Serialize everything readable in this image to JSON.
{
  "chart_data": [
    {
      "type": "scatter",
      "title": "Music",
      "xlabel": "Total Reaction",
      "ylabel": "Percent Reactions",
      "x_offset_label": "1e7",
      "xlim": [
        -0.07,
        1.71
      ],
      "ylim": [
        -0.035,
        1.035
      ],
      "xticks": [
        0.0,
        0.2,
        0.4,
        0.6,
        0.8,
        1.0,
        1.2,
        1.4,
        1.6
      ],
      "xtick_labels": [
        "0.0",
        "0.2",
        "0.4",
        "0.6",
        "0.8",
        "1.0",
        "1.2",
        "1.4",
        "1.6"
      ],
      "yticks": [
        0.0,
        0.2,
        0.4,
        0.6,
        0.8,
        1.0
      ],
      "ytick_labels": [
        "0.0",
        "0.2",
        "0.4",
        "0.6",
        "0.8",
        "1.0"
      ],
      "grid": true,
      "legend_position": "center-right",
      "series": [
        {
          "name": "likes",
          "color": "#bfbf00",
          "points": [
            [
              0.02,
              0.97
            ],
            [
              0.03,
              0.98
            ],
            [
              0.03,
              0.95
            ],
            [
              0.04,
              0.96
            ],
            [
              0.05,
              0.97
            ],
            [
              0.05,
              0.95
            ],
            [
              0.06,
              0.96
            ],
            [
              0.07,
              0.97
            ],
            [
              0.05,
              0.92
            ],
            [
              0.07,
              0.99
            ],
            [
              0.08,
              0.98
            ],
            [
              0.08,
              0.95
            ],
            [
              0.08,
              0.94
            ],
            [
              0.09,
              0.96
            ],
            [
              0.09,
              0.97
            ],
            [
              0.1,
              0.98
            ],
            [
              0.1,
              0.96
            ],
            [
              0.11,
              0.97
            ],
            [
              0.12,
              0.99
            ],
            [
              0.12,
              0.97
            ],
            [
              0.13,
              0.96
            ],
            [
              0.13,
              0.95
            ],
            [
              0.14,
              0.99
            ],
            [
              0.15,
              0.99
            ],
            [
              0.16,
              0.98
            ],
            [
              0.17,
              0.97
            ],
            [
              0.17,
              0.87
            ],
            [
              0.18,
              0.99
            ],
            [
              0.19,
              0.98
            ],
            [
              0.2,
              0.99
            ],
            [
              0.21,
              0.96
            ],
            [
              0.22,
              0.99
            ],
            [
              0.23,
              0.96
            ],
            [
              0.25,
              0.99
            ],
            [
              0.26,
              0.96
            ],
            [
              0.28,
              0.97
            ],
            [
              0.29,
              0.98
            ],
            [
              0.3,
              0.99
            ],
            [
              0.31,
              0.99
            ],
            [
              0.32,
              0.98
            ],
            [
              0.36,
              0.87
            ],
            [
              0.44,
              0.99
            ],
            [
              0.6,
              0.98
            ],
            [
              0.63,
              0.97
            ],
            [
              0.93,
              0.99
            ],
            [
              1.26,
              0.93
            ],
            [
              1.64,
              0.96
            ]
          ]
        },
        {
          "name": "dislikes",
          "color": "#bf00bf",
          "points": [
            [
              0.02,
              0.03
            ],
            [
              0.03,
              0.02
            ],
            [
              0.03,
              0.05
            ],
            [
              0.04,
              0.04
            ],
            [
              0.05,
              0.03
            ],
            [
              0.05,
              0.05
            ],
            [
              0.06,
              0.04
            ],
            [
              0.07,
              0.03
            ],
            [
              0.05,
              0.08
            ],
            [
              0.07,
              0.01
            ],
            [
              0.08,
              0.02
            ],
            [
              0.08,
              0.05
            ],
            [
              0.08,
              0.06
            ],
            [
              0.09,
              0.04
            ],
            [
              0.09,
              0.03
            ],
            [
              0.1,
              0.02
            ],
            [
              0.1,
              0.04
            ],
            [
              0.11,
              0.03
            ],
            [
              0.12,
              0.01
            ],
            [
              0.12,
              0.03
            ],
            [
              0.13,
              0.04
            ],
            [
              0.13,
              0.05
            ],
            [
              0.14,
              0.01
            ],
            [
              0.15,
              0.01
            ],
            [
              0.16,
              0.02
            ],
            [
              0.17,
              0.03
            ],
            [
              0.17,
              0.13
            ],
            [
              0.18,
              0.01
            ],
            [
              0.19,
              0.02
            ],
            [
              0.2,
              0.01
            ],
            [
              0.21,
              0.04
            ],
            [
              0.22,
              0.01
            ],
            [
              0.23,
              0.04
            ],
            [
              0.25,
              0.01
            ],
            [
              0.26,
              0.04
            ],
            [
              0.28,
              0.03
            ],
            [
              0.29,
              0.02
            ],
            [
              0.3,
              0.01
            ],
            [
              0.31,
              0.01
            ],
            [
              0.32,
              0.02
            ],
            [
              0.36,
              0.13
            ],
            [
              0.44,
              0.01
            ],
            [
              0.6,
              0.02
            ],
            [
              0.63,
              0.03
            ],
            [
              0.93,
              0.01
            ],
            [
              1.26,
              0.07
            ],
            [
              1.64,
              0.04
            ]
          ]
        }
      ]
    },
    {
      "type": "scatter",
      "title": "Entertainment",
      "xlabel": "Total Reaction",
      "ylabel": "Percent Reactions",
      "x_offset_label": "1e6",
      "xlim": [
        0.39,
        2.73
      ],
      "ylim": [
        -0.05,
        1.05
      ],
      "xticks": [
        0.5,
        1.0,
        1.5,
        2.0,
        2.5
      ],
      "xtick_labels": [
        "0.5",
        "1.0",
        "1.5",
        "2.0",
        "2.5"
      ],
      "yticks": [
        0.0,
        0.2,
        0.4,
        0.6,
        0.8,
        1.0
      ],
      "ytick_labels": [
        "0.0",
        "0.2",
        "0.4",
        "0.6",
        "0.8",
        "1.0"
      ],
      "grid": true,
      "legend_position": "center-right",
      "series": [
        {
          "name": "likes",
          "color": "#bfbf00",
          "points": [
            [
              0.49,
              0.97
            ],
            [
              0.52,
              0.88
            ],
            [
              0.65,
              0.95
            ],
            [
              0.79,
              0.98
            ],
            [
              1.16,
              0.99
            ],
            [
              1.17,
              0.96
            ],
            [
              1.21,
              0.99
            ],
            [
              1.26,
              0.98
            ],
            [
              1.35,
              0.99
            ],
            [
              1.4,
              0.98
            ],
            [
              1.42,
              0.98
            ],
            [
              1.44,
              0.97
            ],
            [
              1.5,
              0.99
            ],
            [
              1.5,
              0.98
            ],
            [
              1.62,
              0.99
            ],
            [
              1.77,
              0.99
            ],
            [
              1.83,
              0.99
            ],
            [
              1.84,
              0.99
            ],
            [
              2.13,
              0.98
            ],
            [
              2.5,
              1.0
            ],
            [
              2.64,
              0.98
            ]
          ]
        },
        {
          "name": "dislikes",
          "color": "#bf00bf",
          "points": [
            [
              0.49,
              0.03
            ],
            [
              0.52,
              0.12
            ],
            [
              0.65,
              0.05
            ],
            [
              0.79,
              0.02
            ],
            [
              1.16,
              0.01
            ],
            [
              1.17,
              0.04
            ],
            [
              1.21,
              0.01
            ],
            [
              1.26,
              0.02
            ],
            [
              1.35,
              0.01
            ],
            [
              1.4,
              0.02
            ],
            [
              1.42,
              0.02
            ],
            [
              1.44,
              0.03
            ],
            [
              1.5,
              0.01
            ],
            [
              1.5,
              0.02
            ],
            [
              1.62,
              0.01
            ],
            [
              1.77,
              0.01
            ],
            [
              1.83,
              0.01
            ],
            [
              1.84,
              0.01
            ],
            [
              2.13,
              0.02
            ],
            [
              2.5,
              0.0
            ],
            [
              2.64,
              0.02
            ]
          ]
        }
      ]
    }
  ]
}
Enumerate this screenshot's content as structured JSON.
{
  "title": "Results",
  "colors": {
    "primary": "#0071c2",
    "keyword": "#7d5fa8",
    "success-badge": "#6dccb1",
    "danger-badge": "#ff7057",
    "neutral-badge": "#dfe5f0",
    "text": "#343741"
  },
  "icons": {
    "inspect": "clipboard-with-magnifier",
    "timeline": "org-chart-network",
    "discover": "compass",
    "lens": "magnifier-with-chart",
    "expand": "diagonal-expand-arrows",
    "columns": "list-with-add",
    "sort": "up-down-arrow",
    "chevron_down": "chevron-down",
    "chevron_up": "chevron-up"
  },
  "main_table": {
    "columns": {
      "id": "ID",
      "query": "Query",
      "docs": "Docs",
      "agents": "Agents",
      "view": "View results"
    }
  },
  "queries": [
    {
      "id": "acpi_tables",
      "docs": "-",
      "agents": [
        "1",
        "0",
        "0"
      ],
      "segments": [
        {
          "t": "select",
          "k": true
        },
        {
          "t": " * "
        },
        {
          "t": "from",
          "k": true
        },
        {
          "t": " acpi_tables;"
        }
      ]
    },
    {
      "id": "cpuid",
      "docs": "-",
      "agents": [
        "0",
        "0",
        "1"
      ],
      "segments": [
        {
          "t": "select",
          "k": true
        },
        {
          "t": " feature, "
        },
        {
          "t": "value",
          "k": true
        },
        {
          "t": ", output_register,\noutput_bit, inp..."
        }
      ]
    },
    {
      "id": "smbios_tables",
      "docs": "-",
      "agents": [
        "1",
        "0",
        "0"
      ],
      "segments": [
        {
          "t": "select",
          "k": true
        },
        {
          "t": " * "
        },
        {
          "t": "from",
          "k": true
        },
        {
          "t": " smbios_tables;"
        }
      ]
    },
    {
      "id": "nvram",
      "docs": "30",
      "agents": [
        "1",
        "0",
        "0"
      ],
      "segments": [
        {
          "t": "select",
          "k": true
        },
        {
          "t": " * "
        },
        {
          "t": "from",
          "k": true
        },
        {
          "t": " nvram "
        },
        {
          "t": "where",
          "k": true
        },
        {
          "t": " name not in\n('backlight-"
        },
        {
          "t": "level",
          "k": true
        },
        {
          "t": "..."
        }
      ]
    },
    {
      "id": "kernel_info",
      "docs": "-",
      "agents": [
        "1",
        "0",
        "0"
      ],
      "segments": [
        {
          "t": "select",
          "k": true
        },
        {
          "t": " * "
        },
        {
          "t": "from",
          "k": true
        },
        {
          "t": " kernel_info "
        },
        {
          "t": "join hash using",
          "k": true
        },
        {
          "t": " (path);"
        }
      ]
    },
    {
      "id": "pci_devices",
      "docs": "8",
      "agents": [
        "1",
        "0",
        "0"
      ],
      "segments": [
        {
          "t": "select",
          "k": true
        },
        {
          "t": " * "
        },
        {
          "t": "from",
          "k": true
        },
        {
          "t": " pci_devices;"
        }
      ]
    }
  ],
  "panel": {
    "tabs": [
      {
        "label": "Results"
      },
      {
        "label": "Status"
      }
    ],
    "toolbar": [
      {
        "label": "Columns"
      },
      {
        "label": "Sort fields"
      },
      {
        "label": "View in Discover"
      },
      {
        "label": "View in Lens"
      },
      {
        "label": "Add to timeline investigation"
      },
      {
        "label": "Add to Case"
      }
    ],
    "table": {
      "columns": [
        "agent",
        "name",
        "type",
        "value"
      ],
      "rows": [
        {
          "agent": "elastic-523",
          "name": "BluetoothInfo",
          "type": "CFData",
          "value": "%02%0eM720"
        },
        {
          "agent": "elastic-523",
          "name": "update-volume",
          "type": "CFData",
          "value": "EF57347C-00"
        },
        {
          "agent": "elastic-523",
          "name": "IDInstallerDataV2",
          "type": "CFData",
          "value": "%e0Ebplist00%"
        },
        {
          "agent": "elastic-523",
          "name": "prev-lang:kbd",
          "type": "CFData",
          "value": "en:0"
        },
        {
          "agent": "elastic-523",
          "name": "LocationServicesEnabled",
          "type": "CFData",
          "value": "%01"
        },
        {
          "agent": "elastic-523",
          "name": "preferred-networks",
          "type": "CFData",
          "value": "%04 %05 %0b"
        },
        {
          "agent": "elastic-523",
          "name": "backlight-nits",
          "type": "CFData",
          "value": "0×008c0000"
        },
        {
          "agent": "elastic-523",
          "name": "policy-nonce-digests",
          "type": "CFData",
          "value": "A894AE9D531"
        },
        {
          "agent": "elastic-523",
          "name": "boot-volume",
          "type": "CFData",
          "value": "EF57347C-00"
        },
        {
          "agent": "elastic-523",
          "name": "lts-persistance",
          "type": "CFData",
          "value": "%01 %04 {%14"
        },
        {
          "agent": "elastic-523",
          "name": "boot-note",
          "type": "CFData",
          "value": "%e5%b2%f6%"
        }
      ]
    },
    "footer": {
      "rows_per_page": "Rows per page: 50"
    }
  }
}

###

PROBLEM TO SOLVE:
Select and copy each line from the data that includes the word "backlight".

SOLUTION FOR THIS PROBLEM:
          "t": " name not in\n('backlight-"
          "name": "backlight-nits",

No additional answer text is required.